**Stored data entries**
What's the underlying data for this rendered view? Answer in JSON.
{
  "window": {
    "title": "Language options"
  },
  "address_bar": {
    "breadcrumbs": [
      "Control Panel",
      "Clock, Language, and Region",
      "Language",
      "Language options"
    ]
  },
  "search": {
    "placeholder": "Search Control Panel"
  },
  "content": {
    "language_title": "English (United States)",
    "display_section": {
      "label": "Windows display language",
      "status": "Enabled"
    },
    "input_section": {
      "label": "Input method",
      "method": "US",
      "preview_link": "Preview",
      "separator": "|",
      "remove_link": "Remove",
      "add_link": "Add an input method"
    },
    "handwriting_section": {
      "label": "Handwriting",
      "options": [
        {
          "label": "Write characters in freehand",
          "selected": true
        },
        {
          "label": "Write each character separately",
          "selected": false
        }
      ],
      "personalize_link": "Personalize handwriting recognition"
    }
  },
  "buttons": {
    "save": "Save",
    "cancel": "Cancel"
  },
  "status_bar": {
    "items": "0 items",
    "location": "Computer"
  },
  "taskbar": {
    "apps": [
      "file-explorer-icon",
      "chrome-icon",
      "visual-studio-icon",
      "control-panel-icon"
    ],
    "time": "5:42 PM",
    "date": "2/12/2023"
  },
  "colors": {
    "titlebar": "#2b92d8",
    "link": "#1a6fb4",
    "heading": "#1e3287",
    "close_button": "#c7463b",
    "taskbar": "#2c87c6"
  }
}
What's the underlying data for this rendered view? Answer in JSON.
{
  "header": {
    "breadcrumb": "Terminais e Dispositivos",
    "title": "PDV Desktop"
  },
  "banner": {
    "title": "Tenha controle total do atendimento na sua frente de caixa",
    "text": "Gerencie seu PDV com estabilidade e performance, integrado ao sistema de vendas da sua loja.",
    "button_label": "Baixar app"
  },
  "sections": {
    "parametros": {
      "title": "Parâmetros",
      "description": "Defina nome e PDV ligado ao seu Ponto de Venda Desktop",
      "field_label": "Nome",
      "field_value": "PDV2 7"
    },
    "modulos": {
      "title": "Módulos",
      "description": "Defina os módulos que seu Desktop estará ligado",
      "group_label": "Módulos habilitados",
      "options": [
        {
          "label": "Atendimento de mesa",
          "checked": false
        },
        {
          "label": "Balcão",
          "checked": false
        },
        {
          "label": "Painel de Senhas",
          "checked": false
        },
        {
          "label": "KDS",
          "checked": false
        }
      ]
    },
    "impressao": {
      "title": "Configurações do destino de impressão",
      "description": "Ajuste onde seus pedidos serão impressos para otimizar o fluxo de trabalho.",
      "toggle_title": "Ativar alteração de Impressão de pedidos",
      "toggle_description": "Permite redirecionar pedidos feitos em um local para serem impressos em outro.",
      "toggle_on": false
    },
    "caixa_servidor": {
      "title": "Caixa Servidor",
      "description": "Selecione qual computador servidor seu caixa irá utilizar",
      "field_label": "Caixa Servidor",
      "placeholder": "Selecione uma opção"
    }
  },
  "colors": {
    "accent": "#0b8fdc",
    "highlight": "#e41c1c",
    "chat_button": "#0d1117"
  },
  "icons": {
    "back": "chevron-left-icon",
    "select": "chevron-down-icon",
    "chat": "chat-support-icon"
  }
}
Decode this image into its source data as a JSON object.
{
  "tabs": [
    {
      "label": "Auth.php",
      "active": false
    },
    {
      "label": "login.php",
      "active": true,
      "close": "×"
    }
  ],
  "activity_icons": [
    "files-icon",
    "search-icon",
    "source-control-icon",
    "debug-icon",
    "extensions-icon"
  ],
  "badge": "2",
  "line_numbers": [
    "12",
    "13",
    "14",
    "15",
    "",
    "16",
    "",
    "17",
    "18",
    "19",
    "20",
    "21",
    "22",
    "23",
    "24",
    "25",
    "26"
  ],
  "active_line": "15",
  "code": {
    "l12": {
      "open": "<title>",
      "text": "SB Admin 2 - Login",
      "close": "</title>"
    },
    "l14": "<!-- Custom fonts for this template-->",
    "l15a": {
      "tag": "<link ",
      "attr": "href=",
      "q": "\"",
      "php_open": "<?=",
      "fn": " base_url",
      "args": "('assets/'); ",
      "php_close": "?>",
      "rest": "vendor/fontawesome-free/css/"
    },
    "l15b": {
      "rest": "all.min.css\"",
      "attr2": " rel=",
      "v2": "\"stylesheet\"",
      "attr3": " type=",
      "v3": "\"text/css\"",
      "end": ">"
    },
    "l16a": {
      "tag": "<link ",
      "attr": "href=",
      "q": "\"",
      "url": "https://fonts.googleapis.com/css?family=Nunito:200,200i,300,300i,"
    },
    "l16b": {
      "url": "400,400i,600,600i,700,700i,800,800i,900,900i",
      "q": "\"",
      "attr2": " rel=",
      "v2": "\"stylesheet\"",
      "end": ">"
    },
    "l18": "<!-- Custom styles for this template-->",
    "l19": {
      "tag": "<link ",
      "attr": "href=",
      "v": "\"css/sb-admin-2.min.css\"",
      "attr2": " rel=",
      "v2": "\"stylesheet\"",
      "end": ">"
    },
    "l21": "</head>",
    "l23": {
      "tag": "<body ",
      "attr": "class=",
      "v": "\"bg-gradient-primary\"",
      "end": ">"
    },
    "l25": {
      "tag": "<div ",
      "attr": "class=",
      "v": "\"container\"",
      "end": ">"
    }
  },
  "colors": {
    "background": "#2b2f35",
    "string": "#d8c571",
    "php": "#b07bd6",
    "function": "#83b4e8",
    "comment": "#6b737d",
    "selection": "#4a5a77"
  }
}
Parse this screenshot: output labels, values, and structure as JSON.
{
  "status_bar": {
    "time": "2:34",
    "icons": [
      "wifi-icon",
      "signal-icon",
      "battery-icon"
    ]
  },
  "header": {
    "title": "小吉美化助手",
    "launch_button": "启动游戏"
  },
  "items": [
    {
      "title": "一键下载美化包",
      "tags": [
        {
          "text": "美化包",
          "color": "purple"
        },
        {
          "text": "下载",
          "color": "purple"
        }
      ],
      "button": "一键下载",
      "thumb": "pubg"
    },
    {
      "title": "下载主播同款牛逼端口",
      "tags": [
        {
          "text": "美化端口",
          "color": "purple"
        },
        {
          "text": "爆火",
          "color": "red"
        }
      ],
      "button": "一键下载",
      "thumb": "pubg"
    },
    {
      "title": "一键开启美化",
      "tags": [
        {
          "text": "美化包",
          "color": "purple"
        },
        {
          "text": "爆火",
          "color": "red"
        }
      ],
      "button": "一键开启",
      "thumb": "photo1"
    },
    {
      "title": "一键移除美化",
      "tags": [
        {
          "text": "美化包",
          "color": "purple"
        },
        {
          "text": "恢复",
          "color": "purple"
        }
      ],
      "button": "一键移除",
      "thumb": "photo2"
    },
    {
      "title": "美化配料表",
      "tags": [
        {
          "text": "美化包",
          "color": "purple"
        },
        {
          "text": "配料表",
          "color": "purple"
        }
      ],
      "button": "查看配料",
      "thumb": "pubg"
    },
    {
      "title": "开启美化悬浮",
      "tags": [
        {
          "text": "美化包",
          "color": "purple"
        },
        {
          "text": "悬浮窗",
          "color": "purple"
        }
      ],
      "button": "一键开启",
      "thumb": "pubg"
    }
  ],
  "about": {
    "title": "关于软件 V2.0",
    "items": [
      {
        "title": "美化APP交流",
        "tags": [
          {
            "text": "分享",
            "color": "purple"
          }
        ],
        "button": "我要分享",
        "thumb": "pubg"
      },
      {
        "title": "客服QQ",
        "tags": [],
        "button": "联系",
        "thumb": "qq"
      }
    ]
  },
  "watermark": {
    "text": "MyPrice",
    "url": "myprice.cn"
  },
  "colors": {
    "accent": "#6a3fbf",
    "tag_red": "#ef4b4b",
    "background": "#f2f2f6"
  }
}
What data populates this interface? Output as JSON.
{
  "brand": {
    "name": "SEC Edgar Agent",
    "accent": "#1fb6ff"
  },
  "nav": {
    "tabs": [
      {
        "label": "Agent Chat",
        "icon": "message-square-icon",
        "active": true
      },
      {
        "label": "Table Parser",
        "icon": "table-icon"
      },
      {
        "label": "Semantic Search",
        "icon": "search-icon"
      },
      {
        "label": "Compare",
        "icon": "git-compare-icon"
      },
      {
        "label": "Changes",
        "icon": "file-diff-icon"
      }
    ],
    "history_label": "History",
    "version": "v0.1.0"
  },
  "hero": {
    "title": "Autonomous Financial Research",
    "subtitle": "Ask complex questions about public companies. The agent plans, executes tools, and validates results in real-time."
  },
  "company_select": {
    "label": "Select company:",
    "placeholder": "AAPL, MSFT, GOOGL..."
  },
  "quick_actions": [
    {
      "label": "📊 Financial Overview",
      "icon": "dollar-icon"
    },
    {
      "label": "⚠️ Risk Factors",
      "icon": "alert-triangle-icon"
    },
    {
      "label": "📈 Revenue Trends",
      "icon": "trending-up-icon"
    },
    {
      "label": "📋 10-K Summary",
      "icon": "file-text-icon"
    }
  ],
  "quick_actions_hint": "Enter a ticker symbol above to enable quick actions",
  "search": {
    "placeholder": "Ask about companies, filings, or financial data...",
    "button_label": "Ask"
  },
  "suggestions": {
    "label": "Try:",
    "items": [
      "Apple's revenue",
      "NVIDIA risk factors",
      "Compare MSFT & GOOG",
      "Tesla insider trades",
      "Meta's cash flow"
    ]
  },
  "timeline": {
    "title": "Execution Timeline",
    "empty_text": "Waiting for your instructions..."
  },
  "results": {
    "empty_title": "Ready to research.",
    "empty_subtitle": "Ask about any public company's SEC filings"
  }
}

**Problem to solve**
Where does the word "about" appear? Return each line that holds it.

**Reply to the exercise**
  "about": {
    "subtitle": "Ask complex questions about public companies. The agent plans, executes tools, and validates results in real-time."
    "placeholder": "Ask about companies, filings, or financial data...",
    "empty_subtitle": "Ask about any public company's SEC filings"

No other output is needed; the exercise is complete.